▸ Stored data:
──────────

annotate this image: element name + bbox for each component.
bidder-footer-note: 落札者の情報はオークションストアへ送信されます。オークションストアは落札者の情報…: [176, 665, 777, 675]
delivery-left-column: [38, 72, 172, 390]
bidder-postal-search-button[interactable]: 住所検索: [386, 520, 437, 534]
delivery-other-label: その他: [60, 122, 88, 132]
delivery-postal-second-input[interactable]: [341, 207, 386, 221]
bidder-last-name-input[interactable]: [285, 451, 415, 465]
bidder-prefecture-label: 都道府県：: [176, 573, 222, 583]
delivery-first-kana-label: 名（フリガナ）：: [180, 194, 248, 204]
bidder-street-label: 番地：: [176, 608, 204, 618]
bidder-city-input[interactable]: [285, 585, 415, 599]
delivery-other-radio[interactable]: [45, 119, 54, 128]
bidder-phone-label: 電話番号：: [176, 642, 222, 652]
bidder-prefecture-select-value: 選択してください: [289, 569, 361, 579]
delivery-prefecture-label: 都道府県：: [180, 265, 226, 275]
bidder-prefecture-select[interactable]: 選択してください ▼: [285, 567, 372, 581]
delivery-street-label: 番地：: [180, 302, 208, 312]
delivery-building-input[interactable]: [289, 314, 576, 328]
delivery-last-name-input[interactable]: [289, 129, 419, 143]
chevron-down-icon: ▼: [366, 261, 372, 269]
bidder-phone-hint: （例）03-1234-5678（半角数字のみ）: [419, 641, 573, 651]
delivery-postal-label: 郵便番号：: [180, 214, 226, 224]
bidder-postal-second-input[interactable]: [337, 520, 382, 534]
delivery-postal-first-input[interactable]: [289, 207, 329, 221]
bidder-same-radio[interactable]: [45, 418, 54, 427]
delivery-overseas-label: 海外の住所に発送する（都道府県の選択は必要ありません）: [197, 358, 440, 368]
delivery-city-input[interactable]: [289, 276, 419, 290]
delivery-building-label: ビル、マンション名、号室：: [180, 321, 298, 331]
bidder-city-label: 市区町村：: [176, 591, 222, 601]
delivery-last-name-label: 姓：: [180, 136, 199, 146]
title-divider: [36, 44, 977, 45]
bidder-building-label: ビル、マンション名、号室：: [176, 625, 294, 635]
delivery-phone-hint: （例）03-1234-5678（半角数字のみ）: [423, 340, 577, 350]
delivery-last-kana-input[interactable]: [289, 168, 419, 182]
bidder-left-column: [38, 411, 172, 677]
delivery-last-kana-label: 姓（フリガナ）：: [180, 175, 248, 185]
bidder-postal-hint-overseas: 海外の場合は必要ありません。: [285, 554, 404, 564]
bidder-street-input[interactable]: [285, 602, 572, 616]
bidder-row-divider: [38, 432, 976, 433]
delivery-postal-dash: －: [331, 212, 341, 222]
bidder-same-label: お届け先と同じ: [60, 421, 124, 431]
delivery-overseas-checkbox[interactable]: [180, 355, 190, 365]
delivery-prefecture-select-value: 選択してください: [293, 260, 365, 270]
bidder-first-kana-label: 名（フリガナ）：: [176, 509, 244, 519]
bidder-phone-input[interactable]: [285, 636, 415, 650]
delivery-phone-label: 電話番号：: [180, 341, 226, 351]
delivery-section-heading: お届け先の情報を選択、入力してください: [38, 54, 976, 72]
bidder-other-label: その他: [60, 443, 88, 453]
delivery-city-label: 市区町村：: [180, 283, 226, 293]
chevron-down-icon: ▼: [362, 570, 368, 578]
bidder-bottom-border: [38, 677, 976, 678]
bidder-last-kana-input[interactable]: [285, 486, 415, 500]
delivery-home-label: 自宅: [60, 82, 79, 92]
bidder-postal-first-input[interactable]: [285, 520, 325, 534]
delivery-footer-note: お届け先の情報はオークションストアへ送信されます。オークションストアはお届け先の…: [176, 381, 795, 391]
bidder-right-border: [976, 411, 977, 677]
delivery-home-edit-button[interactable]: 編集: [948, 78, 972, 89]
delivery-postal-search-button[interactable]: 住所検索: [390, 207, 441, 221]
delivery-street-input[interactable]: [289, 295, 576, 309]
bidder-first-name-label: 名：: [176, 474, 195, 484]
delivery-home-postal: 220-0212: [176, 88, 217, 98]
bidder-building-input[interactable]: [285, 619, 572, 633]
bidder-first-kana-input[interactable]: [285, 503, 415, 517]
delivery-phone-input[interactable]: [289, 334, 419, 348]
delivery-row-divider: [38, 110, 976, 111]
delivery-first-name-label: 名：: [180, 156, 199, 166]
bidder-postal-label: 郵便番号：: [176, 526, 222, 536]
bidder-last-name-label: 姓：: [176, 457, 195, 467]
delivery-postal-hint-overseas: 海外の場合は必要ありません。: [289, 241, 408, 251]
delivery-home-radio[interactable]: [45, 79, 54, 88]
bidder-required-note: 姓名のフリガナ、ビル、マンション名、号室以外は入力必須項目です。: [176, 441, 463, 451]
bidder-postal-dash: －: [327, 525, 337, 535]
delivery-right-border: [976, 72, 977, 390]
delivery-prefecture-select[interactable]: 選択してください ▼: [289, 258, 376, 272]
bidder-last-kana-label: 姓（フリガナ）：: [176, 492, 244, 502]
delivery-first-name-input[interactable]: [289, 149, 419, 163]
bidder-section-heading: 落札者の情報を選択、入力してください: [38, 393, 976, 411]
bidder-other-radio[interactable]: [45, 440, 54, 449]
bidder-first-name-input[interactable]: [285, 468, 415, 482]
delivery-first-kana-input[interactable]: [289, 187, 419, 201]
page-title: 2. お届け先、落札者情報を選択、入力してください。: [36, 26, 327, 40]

──────────

▸ Exercise brief: Copy out the data word for word, starting at the very beginning and ending with the line that contains "bidder-phone-label: 電話番号：: [176, 642, 222, 652]", including that line.

▸ Output:
annotate this image: element name + bbox for each component.
bidder-footer-note: 落札者の情報はオークションストアへ送信されます。オークションストアは落札者の情報…: [176, 665, 777, 675]
delivery-left-column: [38, 72, 172, 390]
bidder-postal-search-button[interactable]: 住所検索: [386, 520, 437, 534]
delivery-other-label: その他: [60, 122, 88, 132]
delivery-postal-second-input[interactable]: [341, 207, 386, 221]
bidder-last-name-input[interactable]: [285, 451, 415, 465]
bidder-prefecture-label: 都道府県：: [176, 573, 222, 583]
delivery-first-kana-label: 名（フリガナ）：: [180, 194, 248, 204]
bidder-street-label: 番地：: [176, 608, 204, 618]
bidder-city-input[interactable]: [285, 585, 415, 599]
delivery-other-radio[interactable]: [45, 119, 54, 128]
bidder-phone-label: 電話番号：: [176, 642, 222, 652]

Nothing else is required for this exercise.